> _GIVEN EXERCISE_:
In the article below about reliever Louis Varland, what warm-up song begins as he comes out of the bullpen?

ATLANTA — An engine revs over and over every time Louis Varland descends the home bullpen steps. As the Toronto Blue Jays reliever exits a door in left field, smoke billowing over his head, Varland’s warm-up song begins: “Animal I Have Become,” by Three Days Grace.

I’m still caged inside,” the lyrics go. “I can’t control myself.

And so, for an inning or two, Varland becomes an animal.

The revving engine is new for Varland, kicking off the sort of pre-appearance hype video usually reserved for closers. He hasn’t formally been named Toronto’s ninth-inning man — the club still utilizes a committee of relievers to handle saves — but Varland leads the team in saves and save opportunities since April 21. Regardless of role, he has become one of the best relievers in baseball.

In 29 appearances, Varland owns a 0.28 ERA, the lowest among all relievers with at least 10 outings. His ERA+, adjusted for park factors, was 1,587 percentage points above league average after a multi-inning save in Thursday’s 7-2 win over the Atlanta Braves. His win probability added (2.81) was third among all players, behind only Shohei Ohtani and Nick Kurtz. Varland’s always been competitive. He’s possessed an electric arm for years. Now he’s brought that fire to the back of Toronto’s bullpen.

“He’s just easygoing and about as nice and carefree as you can be in the clubhouse,” manager John Schneider said. “On the mound, it’s a whole different animal for him.”

Blue Jays bullpen coach Graham Johnson had heard of Varland but hadn’t seen him pitch before a 2022 minor-league outing. Johnson, the Yankees’ Triple-A pitching coach at the time, was standing in the outfield watching Varland prepare for a start.

“It was pure electricity,” Johnson said.

The right-hander, ramping up for his second Triple-A start, zipped long tosses to his catcher’s glove and worked his way to the outfield bullpen. When the throwing program was complete, Varland got about 20 feet from the outfield wall and jumped into a crow hop, unleashing a final throw at the padded wall.

The ball pierced the padding, creating a cavernous hole in the foam. The ball was stuck.

“That was probably 102 miles per hour,” Johnson said. “He was kind of just standing there, laughing about it.”

Varland didn’t always bring the heat. His fastball regularly sat under 90 mph before his draft year. It was only in the cancelled 2020 minor-league season that Varland gained weight, got stronger, lowered his arm slot and increased his velocity. A move to the bullpen in 2025 pushed that velocity even higher. But the competitor has always been there.

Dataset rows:

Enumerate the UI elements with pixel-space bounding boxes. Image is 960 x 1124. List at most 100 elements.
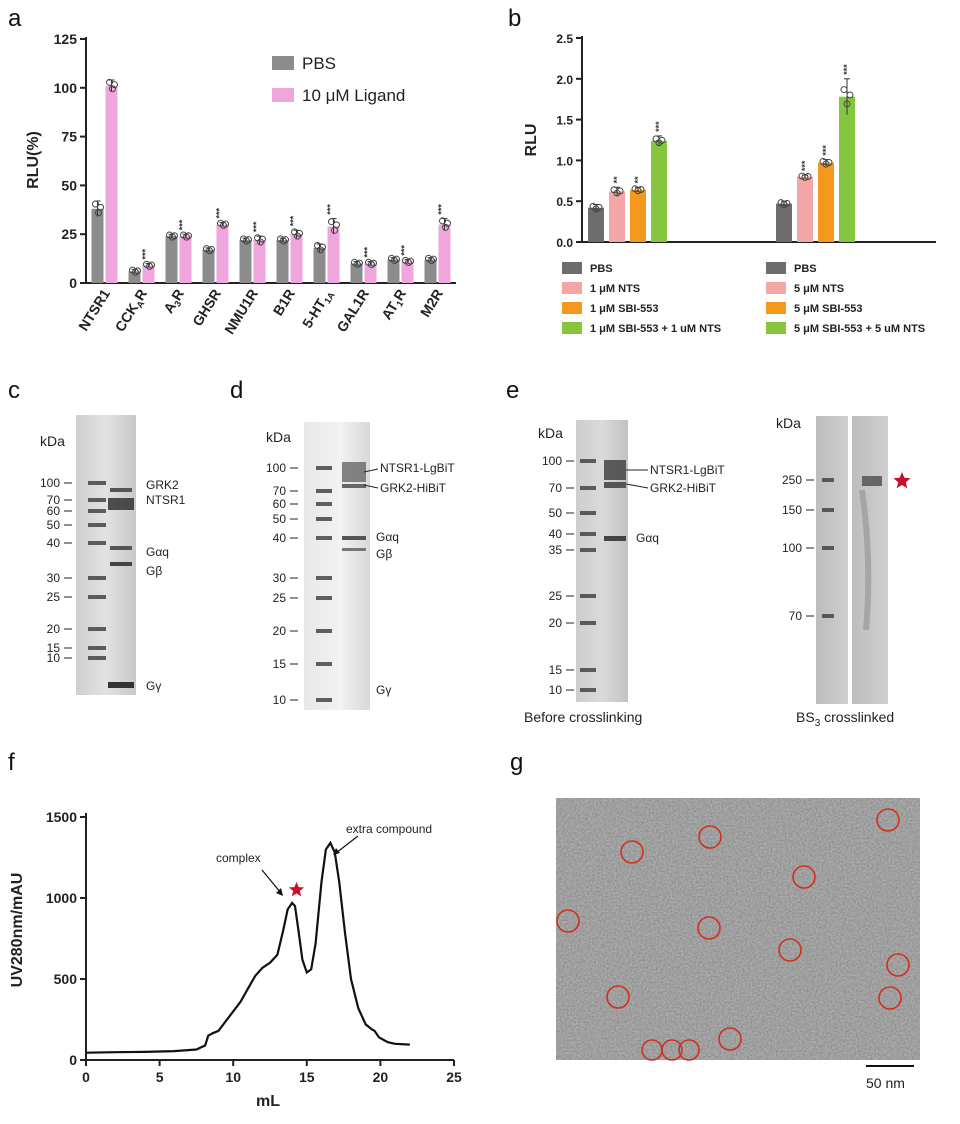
panel-f-arrow-complex — [261, 869, 282, 894]
a-data-point — [109, 85, 116, 93]
a-category-label: 5-HT1A — [299, 286, 337, 332]
gel-d-marker-label: 15 — [273, 657, 287, 671]
gel-c-sample-lane — [108, 488, 134, 688]
gel-e1-kda: kDa — [538, 425, 563, 441]
b-legend-swatch — [562, 262, 582, 274]
gel-e1-marker-band — [580, 594, 596, 598]
a-data-point — [356, 259, 363, 267]
gel-d-label-ggamma: Gγ — [376, 683, 391, 697]
gel-e1-marker-label: 20 — [549, 616, 563, 630]
f-x-tick-label: 0 — [82, 1069, 90, 1085]
panel-b-label: b — [508, 5, 521, 32]
f-y-tick-label: 1000 — [46, 890, 77, 906]
f-x-tick-label: 10 — [225, 1069, 241, 1085]
b-data-point — [637, 186, 645, 194]
a-y-tick-label: 75 — [61, 129, 77, 145]
gel-d-marker-band — [316, 576, 332, 580]
gel-e2-marker-band — [822, 614, 834, 618]
b-data-point — [840, 86, 848, 94]
a-data-point — [97, 203, 104, 211]
gel-e1-marker-label: 40 — [549, 527, 563, 541]
particle-circle — [556, 909, 580, 933]
b-legend-label: 5 μM NTS — [794, 283, 844, 295]
a-data-point — [222, 220, 229, 228]
gel-e2-marker-band — [822, 478, 834, 482]
a-data-point — [333, 221, 340, 229]
gel-d-band-ntsr1-lgbit — [342, 462, 366, 482]
legend-swatch-pbs — [272, 56, 294, 70]
a-significance: *** — [252, 221, 262, 232]
gel-e1-marker-label: 15 — [549, 663, 563, 677]
gel-c-marker-label: 30 — [47, 571, 61, 585]
gel-c-band-ggamma — [108, 682, 134, 688]
b-data-point — [783, 199, 791, 207]
a-bar — [128, 271, 141, 283]
panel-b-ylabel: RLU — [523, 124, 540, 157]
gel-d-band-galphaq — [342, 536, 366, 540]
gel-e1-marker-band — [580, 621, 596, 625]
gel-c-marker-band — [88, 627, 106, 631]
a-data-point — [220, 221, 227, 229]
gel-d-band-grk2-hibit — [342, 484, 366, 488]
gel-d-marker-band — [316, 596, 332, 600]
gel-e1-marker-band — [580, 459, 596, 463]
a-bar — [239, 240, 252, 283]
b-data-point — [801, 173, 809, 181]
gel-c-marker-label: 20 — [47, 622, 61, 636]
gel-c-label-ggamma: Gγ — [146, 679, 161, 693]
a-data-point — [430, 255, 437, 263]
b-significance: *** — [821, 145, 831, 156]
gel-e1-markers: 100 70 50 40 35 25 20 15 10 — [542, 454, 596, 697]
gel-e1-marker-label: 10 — [549, 683, 563, 697]
gel-d-marker-band — [316, 489, 332, 493]
panel-f-annotation-extra: extra compound — [346, 822, 432, 836]
gel-d-kda: kDa — [266, 429, 291, 445]
a-data-point — [134, 267, 141, 275]
gel-d-marker-band — [316, 466, 332, 470]
micrograph-texture — [556, 798, 920, 1060]
gel-d-marker-label: 20 — [273, 624, 287, 638]
a-data-point — [296, 229, 303, 237]
gel-e2-band-crosslinked — [862, 476, 882, 486]
b-legend-label: 5 μM SBI-553 — [794, 303, 862, 315]
gel-c-label-grk2: GRK2 — [146, 478, 179, 492]
particle-circle — [606, 985, 630, 1009]
gel-e2-lane-marker — [816, 416, 848, 704]
gel-e1-sample-lane — [604, 460, 626, 541]
panel-a-legend: PBS 10 μM Ligand — [272, 54, 405, 105]
gel-d-marker-label: 70 — [273, 484, 287, 498]
panel-f-arrowhead-complex — [276, 888, 283, 896]
b-significance: *** — [842, 64, 852, 75]
a-bar — [387, 259, 400, 283]
panel-f-arrowhead-extra — [333, 848, 340, 855]
gel-c-marker-band — [88, 498, 106, 502]
a-bar — [350, 263, 363, 283]
b-legend-label: 5 μM SBI-553 + 5 uM NTS — [794, 323, 925, 335]
a-bar — [290, 234, 303, 283]
b-legend-swatch — [562, 302, 582, 314]
b-significance: ** — [633, 176, 643, 184]
a-data-point — [354, 260, 361, 268]
a-data-point — [393, 255, 400, 263]
a-data-point — [206, 247, 213, 255]
gel-d-marker-label: 50 — [273, 512, 287, 526]
panel-a-label: a — [8, 5, 22, 32]
gel-c-marker-label: 60 — [47, 504, 61, 518]
star-icon — [893, 472, 911, 489]
gel-c-marker-label: 70 — [47, 493, 61, 507]
a-y-tick-label: 125 — [54, 31, 78, 47]
a-bar — [424, 259, 437, 283]
gel-d-arrow-1 — [363, 468, 379, 473]
gel-e1-marker-label: 70 — [549, 481, 563, 495]
a-significance: *** — [363, 247, 373, 258]
a-data-point — [92, 200, 99, 208]
gel-d-marker-label: 25 — [273, 591, 287, 605]
a-bar — [401, 261, 414, 283]
scale-bar-label: 50 nm — [866, 1075, 905, 1091]
a-y-tick-label: 100 — [54, 80, 78, 96]
gel-d-label-ntsr1-lgbit: NTSR1-LgBiT — [380, 461, 455, 475]
gel-d-label-galphaq: Gαq — [376, 530, 399, 544]
a-data-point — [132, 268, 139, 276]
particle-circle — [878, 986, 902, 1010]
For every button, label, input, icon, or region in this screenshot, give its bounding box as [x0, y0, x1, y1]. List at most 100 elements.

> _OUTPUT BELOW_:
"Animal I Have Become," by Three Days Grace.